━━━━━ DATA TO PROCESS ━━━━━

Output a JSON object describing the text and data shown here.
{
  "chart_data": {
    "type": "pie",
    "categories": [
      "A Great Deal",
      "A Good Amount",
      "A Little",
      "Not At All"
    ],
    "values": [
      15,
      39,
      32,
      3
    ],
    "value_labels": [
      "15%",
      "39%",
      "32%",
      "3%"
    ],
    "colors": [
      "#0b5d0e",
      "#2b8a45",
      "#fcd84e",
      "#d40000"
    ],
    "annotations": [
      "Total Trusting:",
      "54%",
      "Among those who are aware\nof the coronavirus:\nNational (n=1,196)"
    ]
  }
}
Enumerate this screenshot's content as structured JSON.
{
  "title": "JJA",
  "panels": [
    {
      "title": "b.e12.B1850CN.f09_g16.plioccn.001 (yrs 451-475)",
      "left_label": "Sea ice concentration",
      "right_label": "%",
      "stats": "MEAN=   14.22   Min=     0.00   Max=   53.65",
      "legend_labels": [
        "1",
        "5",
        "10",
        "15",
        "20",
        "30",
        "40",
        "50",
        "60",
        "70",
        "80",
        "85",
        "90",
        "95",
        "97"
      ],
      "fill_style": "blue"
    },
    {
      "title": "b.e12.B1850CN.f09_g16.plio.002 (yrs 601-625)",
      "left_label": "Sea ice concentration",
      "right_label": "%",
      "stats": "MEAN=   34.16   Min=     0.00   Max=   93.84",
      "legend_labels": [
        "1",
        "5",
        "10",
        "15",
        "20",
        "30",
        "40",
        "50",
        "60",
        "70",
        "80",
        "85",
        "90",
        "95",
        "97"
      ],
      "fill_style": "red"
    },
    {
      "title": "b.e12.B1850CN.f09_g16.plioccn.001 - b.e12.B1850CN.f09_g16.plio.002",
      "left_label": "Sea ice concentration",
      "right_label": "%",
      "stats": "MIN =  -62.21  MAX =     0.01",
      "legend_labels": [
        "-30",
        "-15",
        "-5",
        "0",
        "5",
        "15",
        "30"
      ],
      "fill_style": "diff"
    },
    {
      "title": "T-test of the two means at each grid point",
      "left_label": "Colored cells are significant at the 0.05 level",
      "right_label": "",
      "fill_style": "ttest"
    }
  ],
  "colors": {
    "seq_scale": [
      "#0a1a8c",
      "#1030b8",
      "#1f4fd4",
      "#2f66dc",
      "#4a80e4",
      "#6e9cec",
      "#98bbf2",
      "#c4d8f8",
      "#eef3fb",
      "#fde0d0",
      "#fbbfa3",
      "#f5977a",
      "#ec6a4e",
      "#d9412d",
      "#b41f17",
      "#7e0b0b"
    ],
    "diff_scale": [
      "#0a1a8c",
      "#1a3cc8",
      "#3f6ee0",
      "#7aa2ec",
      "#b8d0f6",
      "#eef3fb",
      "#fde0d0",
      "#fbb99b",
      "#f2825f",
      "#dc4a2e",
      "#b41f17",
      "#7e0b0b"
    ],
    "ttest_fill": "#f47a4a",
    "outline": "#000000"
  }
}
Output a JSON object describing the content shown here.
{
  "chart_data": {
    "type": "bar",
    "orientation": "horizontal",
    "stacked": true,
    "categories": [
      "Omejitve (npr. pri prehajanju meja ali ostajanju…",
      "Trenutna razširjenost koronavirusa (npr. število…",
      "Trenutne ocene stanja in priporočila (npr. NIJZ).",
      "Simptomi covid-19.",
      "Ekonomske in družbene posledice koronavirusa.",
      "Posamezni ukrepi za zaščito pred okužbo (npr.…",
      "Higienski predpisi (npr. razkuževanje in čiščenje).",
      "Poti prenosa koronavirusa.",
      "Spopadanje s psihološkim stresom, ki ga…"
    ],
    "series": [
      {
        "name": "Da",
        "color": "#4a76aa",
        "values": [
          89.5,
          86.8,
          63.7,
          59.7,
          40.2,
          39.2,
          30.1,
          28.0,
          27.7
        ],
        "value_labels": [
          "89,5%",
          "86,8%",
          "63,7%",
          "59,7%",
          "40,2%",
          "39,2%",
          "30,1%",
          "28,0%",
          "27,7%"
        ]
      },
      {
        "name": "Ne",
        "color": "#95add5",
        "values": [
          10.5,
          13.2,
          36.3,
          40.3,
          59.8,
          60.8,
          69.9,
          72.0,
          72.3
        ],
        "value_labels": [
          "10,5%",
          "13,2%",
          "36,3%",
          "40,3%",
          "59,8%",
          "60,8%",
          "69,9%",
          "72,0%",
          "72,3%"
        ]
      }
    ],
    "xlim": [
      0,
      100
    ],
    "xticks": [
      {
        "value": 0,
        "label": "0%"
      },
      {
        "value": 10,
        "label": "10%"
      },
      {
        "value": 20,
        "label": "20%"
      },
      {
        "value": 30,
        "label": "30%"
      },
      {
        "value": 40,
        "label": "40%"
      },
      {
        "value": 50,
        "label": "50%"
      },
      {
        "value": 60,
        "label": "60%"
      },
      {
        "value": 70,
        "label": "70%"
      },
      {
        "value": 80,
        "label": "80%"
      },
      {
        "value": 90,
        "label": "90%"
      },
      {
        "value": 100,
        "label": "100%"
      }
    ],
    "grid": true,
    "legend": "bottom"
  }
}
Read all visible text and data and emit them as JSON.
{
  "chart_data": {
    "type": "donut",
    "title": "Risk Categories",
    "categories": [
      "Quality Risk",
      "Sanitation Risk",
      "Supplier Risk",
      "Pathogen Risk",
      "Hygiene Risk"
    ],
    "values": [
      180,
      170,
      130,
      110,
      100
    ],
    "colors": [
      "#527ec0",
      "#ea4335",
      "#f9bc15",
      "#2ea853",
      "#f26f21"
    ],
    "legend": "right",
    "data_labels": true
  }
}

━━━━━

▶ _INSTRUCTIONS FOR THE TASK_:
Please output the line that contains "Read all visible" and every line after it in the entries above, exactly, and nothing more.

▶ _EXPECTED ANSWER_:
Read all visible text and data and emit them as JSON.
{
  "chart_data": {
    "type": "donut",
    "title": "Risk Categories",
    "categories": [
      "Quality Risk",
      "Sanitation Risk",
      "Supplier Risk",
      "Pathogen Risk",
      "Hygiene Risk"
    ],
    "values": [
      180,
      170,
      130,
      110,
      100
    ],
    "colors": [
      "#527ec0",
      "#ea4335",
      "#f9bc15",
      "#2ea853",
      "#f26f21"
    ],
    "legend": "right",
    "data_labels": true
  }
}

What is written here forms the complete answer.